__Material for this exercise__
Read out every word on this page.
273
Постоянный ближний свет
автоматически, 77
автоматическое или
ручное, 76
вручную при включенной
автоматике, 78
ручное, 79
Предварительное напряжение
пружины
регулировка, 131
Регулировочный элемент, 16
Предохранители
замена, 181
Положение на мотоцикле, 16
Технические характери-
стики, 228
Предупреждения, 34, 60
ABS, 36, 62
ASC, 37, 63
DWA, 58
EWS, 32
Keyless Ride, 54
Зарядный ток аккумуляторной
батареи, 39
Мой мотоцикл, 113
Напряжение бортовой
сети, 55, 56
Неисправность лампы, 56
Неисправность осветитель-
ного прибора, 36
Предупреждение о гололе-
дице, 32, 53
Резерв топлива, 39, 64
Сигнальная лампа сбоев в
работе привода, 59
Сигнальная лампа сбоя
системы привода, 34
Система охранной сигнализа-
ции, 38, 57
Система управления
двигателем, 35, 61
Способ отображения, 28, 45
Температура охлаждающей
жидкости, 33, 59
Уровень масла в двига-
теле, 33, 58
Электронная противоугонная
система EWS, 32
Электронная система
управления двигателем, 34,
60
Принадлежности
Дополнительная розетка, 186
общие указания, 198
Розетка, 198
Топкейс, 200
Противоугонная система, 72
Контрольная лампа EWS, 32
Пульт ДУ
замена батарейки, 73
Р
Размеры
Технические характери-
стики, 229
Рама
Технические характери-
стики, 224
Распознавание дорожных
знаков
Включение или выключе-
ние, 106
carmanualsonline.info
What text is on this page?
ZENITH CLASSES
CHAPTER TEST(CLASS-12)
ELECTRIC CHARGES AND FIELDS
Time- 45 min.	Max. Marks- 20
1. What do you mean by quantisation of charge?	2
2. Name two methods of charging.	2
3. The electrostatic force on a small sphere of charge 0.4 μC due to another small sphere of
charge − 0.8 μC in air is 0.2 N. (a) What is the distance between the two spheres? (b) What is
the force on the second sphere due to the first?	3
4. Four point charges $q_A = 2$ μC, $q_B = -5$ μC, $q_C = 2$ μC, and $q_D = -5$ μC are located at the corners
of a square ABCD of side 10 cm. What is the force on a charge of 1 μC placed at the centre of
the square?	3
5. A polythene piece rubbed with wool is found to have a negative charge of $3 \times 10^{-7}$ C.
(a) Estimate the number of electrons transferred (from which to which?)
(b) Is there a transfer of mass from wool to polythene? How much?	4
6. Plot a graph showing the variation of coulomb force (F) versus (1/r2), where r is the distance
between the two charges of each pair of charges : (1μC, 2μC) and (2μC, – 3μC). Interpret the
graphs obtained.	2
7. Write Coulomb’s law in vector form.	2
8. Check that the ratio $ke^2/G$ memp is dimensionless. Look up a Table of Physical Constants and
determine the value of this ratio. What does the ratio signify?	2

__Task prompt__
Exactly reproduce the material above.

__Result of this exercise__
Read out every word on this page.
273
Постоянный ближний свет
автоматически, 77
автоматическое или
ручное, 76
вручную при включенной
автоматике, 78
ручное, 79
Предварительное напряжение
пружины
регулировка, 131
Регулировочный элемент, 16
Предохранители
замена, 181
Положение на мотоцикле, 16
Технические характери-
стики, 228
Предупреждения, 34, 60
ABS, 36, 62
ASC, 37, 63
DWA, 58
EWS, 32
Keyless Ride, 54
Зарядный ток аккумуляторной
батареи, 39
Мой мотоцикл, 113
Напряжение бортовой
сети, 55, 56
Неисправность лампы, 56
Неисправность осветитель-
ного прибора, 36
Предупреждение о гололе-
дице, 32, 53
Резерв топлива, 39, 64
Сигнальная лампа сбоев в
работе привода, 59
Сигнальная лампа сбоя
системы привода, 34
Система охранной сигнализа-
ции, 38, 57
Система управления
двигателем, 35, 61
Способ отображения, 28, 45
Температура охлаждающей
жидкости, 33, 59
Уровень масла в двига-
теле, 33, 58
Электронная противоугонная
система EWS, 32
Электронная система
управления двигателем, 34,
60
Принадлежности
Дополнительная розетка, 186
общие указания, 198
Розетка, 198
Топкейс, 200
Противоугонная система, 72
Контрольная лампа EWS, 32
Пульт ДУ
замена батарейки, 73
Р
Размеры
Технические характери-
стики, 229
Рама
Технические характери-
стики, 224
Распознавание дорожных
знаков
Включение или выключе-
ние, 106
carmanualsonline.info
What text is on this page?
ZENITH CLASSES
CHAPTER TEST(CLASS-12)
ELECTRIC CHARGES AND FIELDS
Time- 45 min.	Max. Marks- 20
1. What do you mean by quantisation of charge?	2
2. Name two methods of charging.	2
3. The electrostatic force on a small sphere of charge 0.4 μC due to another small sphere of
charge − 0.8 μC in air is 0.2 N. (a) What is the distance between the two spheres? (b) What is
the force on the second sphere due to the first?	3
4. Four point charges $q_A = 2$ μC, $q_B = -5$ μC, $q_C = 2$ μC, and $q_D = -5$ μC are located at the corners
of a square ABCD of side 10 cm. What is the force on a charge of 1 μC placed at the centre of
the square?	3
5. A polythene piece rubbed with wool is found to have a negative charge of $3 \times 10^{-7}$ C.
(a) Estimate the number of electrons transferred (from which to which?)
(b) Is there a transfer of mass from wool to polythene? How much?	4
6. Plot a graph showing the variation of coulomb force (F) versus (1/r2), where r is the distance
between the two charges of each pair of charges : (1μC, 2μC) and (2μC, – 3μC). Interpret the
graphs obtained.	2
7. Write Coulomb’s law in vector form.	2
8. Check that the ratio $ke^2/G$ memp is dimensionless. Look up a Table of Physical Constants and
determine the value of this ratio. What does the ratio signify?	2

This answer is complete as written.